Records about charts and figures
══════════════════════════════

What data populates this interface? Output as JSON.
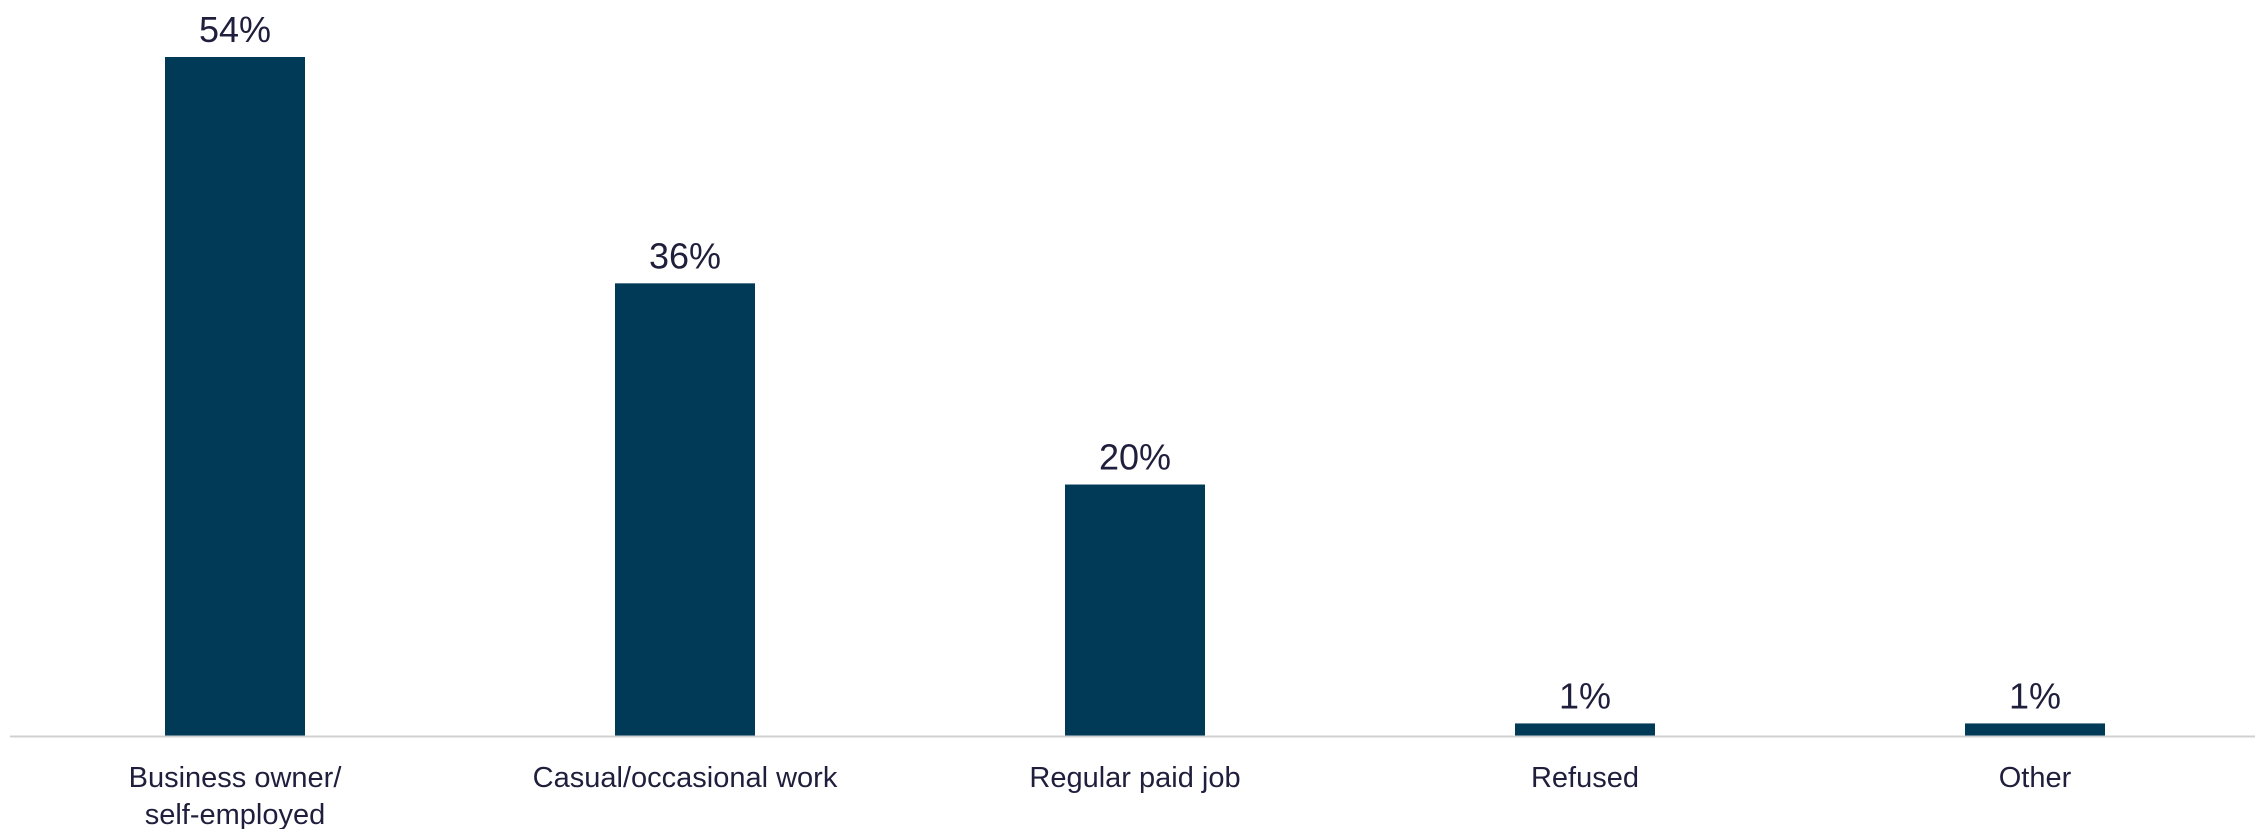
{
  "chart_data": {
    "type": "bar",
    "title": "",
    "xlabel": "",
    "ylabel": "",
    "categories": [
      [
        "Business owner/",
        "self-employed"
      ],
      [
        "Casual/occasional work"
      ],
      [
        "Regular paid job"
      ],
      [
        "Refused"
      ],
      [
        "Other"
      ]
    ],
    "values": [
      54,
      36,
      20,
      1,
      1
    ],
    "data_labels": [
      "54%",
      "36%",
      "20%",
      "1%",
      "1%"
    ],
    "ylim": [
      0,
      54
    ],
    "grid": false,
    "legend": "none",
    "colors": {
      "bar": "#003a57",
      "axis": "#d0d0d0",
      "text": "#1f1f3d"
    }
  }
}
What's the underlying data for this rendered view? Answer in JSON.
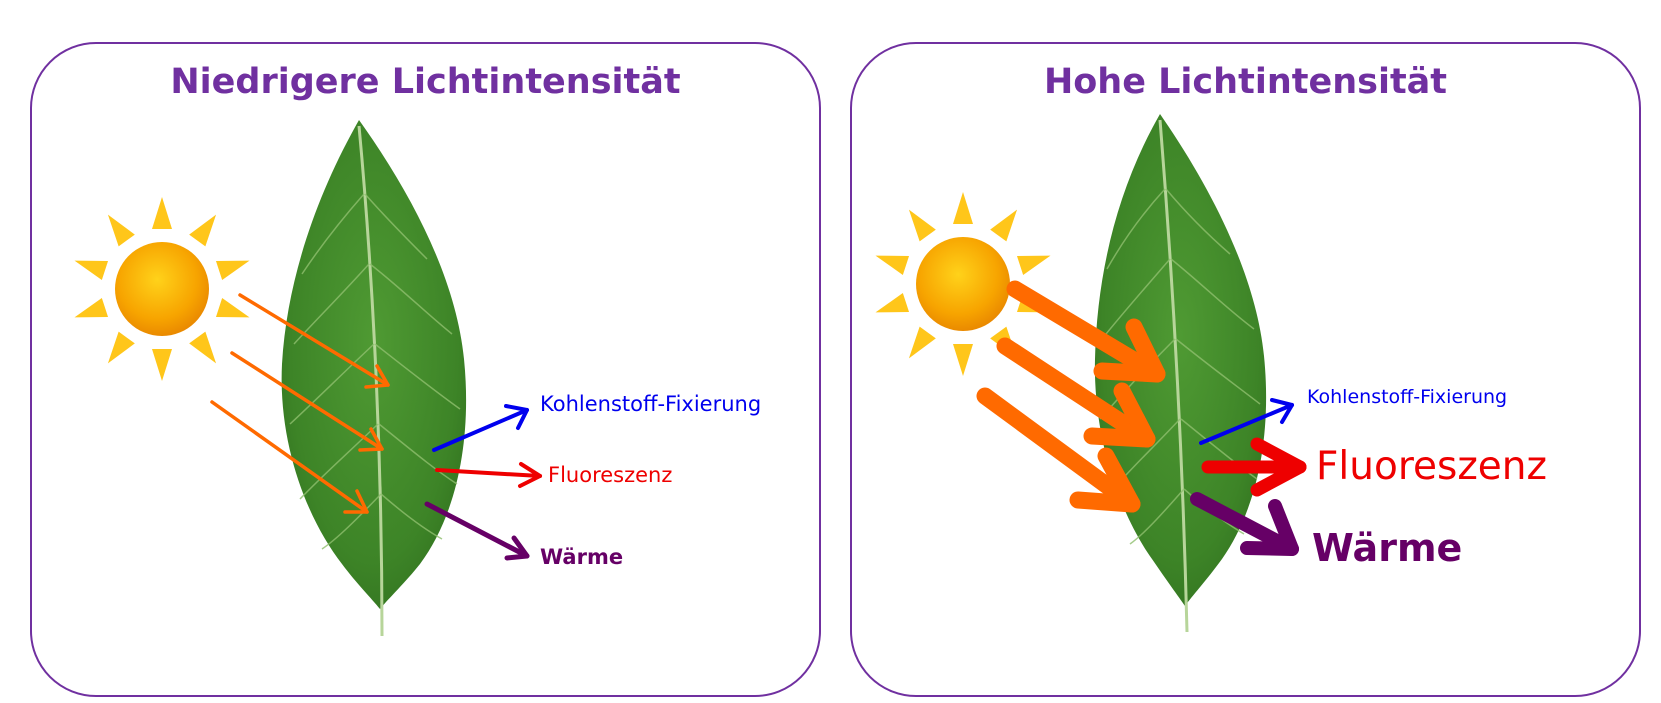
{
  "header": {
    "text": ""
  },
  "panels": [
    {
      "title": "Niedrigere Lichtintensität",
      "labels": {
        "carbon": "Kohlenstoff-Fixierung",
        "fluorescence": "Fluoreszenz",
        "heat": "Wärme"
      }
    },
    {
      "title": "Hohe Lichtintensität",
      "labels": {
        "carbon": "Kohlenstoff-Fixierung",
        "fluorescence": "Fluoreszenz",
        "heat": "Wärme"
      }
    }
  ],
  "colors": {
    "frame": "#7030a0",
    "title": "#7030a0",
    "incoming_light": "#ff6a00",
    "carbon_fixation": "#0000ee",
    "fluorescence": "#ee0000",
    "heat": "#660066",
    "leaf": "#3f8a2a",
    "sun": "#f7a400"
  },
  "icons": [
    "sun-icon",
    "leaf-icon",
    "arrow-icon"
  ]
}
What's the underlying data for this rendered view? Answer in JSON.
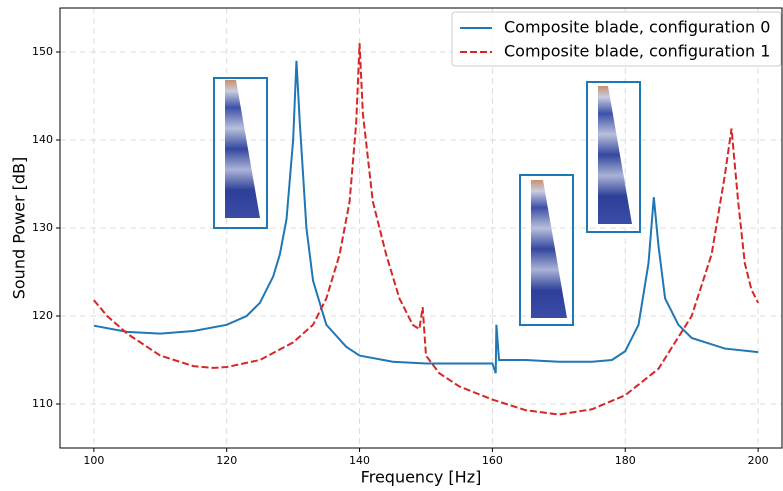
{
  "chart_data": {
    "type": "line",
    "xlabel": "Frequency [Hz]",
    "ylabel": "Sound Power [dB]",
    "xlim": [
      94.9,
      203.6
    ],
    "ylim": [
      105,
      155
    ],
    "xticks": [
      100,
      120,
      140,
      160,
      180,
      200
    ],
    "yticks": [
      110,
      120,
      130,
      140,
      150
    ],
    "grid": true,
    "legend": "upper right",
    "series": [
      {
        "name": "Composite blade, configuration 0",
        "color": "#1f77b4",
        "dash": "solid",
        "x": [
          100,
          105,
          110,
          115,
          120,
          123,
          125,
          127,
          128,
          129,
          130,
          130.5,
          131,
          132,
          133,
          135,
          138,
          140,
          145,
          150,
          155,
          160,
          160.5,
          160.6,
          161,
          165,
          170,
          175,
          178,
          180,
          182,
          183.5,
          184.3,
          185,
          186,
          188,
          190,
          195,
          200
        ],
        "values": [
          118.9,
          118.2,
          118.0,
          118.3,
          119.0,
          120.0,
          121.5,
          124.5,
          127.0,
          131.0,
          140.0,
          149.0,
          142.0,
          130.0,
          124.0,
          119.0,
          116.5,
          115.5,
          114.8,
          114.6,
          114.6,
          114.6,
          113.5,
          119.0,
          115.0,
          115.0,
          114.8,
          114.8,
          115.0,
          116.0,
          119.0,
          126.0,
          133.5,
          128.0,
          122.0,
          119.0,
          117.5,
          116.3,
          115.9
        ]
      },
      {
        "name": "Composite blade, configuration 1",
        "color": "#d62728",
        "dash": "dashed",
        "x": [
          100,
          102,
          105,
          110,
          115,
          118,
          120,
          125,
          130,
          133,
          135,
          137,
          138.5,
          139.5,
          140,
          140.5,
          142,
          144,
          146,
          148,
          149,
          149.5,
          150,
          152,
          155,
          160,
          165,
          170,
          175,
          180,
          185,
          190,
          193,
          195,
          196,
          197,
          198,
          199,
          200
        ],
        "values": [
          121.8,
          120.0,
          118.0,
          115.5,
          114.3,
          114.1,
          114.2,
          115.0,
          117.0,
          119.0,
          122.0,
          127.0,
          133.0,
          142.0,
          151.0,
          143.0,
          133.0,
          127.0,
          122.0,
          119.0,
          118.5,
          121.0,
          115.5,
          113.5,
          112.0,
          110.5,
          109.3,
          108.8,
          109.4,
          111.0,
          114.0,
          120.0,
          127.0,
          136.0,
          141.3,
          133.0,
          126.0,
          123.0,
          121.5
        ]
      }
    ]
  }
}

══════════════════════════════

Extract the entries in full, exactly as they are, minus the pictures.

What data populates this interface? Output as JSON.
{
  "chart_data": {
    "type": "bar",
    "title": "",
    "xlabel": "",
    "ylabel": "",
    "categories": [
      [
        "Business owner/",
        "self-employed"
      ],
      [
        "Casual/occasional work"
      ],
      [
        "Regular paid job"
      ],
      [
        "Refused"
      ],
      [
        "Other"
      ]
    ],
    "values": [
      54,
      36,
      20,
      1,
      1
    ],
    "data_labels": [
      "54%",
      "36%",
      "20%",
      "1%",
      "1%"
    ],
    "ylim": [
      0,
      54
    ],
    "grid": false,
    "legend": "none",
    "colors": {
      "bar": "#003a57",
      "axis": "#d0d0d0",
      "text": "#1f1f3d"
    }
  }
}
What's the underlying data for this rendered view? Answer in JSON.
{
  "header": {
    "text": ""
  },
  "panels": [
    {
      "title": "Niedrigere Lichtintensität",
      "labels": {
        "carbon": "Kohlenstoff-Fixierung",
        "fluorescence": "Fluoreszenz",
        "heat": "Wärme"
      }
    },
    {
      "title": "Hohe Lichtintensität",
      "labels": {
        "carbon": "Kohlenstoff-Fixierung",
        "fluorescence": "Fluoreszenz",
        "heat": "Wärme"
      }
    }
  ],
  "colors": {
    "frame": "#7030a0",
    "title": "#7030a0",
    "incoming_light": "#ff6a00",
    "carbon_fixation": "#0000ee",
    "fluorescence": "#ee0000",
    "heat": "#660066",
    "leaf": "#3f8a2a",
    "sun": "#f7a400"
  },
  "icons": [
    "sun-icon",
    "leaf-icon",
    "arrow-icon"
  ]
}
What's the underlying data for this rendered view? Answer in JSON.
{
  "chart_data": {
    "type": "line",
    "xlabel": "Frequency [Hz]",
    "ylabel": "Sound Power [dB]",
    "xlim": [
      94.9,
      203.6
    ],
    "ylim": [
      105,
      155
    ],
    "xticks": [
      100,
      120,
      140,
      160,
      180,
      200
    ],
    "yticks": [
      110,
      120,
      130,
      140,
      150
    ],
    "grid": true,
    "legend": "upper right",
    "series": [
      {
        "name": "Composite blade, configuration 0",
        "color": "#1f77b4",
        "dash": "solid",
        "x": [
          100,
          105,
          110,
          115,
          120,
          123,
          125,
          127,
          128,
          129,
          130,
          130.5,
          131,
          132,
          133,
          135,
          138,
          140,
          145,
          150,
          155,
          160,
          160.5,
          160.6,
          161,
          165,
          170,
          175,
          178,
          180,
          182,
          183.5,
          184.3,
          185,
          186,
          188,
          190,
          195,
          200
        ],
        "values": [
          118.9,
          118.2,
          118.0,
          118.3,
          119.0,
          120.0,
          121.5,
          124.5,
          127.0,
          131.0,
          140.0,
          149.0,
          142.0,
          130.0,
          124.0,
          119.0,
          116.5,
          115.5,
          114.8,
          114.6,
          114.6,
          114.6,
          113.5,
          119.0,
          115.0,
          115.0,
          114.8,
          114.8,
          115.0,
          116.0,
          119.0,
          126.0,
          133.5,
          128.0,
          122.0,
          119.0,
          117.5,
          116.3,
          115.9
        ]
      },
      {
        "name": "Composite blade, configuration 1",
        "color": "#d62728",
        "dash": "dashed",
        "x": [
          100,
          102,
          105,
          110,
          115,
          118,
          120,
          125,
          130,
          133,
          135,
          137,
          138.5,
          139.5,
          140,
          140.5,
          142,
          144,
          146,
          148,
          149,
          149.5,
          150,
          152,
          155,
          160,
          165,
          170,
          175,
          180,
          185,
          190,
          193,
          195,
          196,
          197,
          198,
          199,
          200
        ],
        "values": [
          121.8,
          120.0,
          118.0,
          115.5,
          114.3,
          114.1,
          114.2,
          115.0,
          117.0,
          119.0,
          122.0,
          127.0,
          133.0,
          142.0,
          151.0,
          143.0,
          133.0,
          127.0,
          122.0,
          119.0,
          118.5,
          121.0,
          115.5,
          113.5,
          112.0,
          110.5,
          109.3,
          108.8,
          109.4,
          111.0,
          114.0,
          120.0,
          127.0,
          136.0,
          141.3,
          133.0,
          126.0,
          123.0,
          121.5
        ]
      }
    ]
  }
}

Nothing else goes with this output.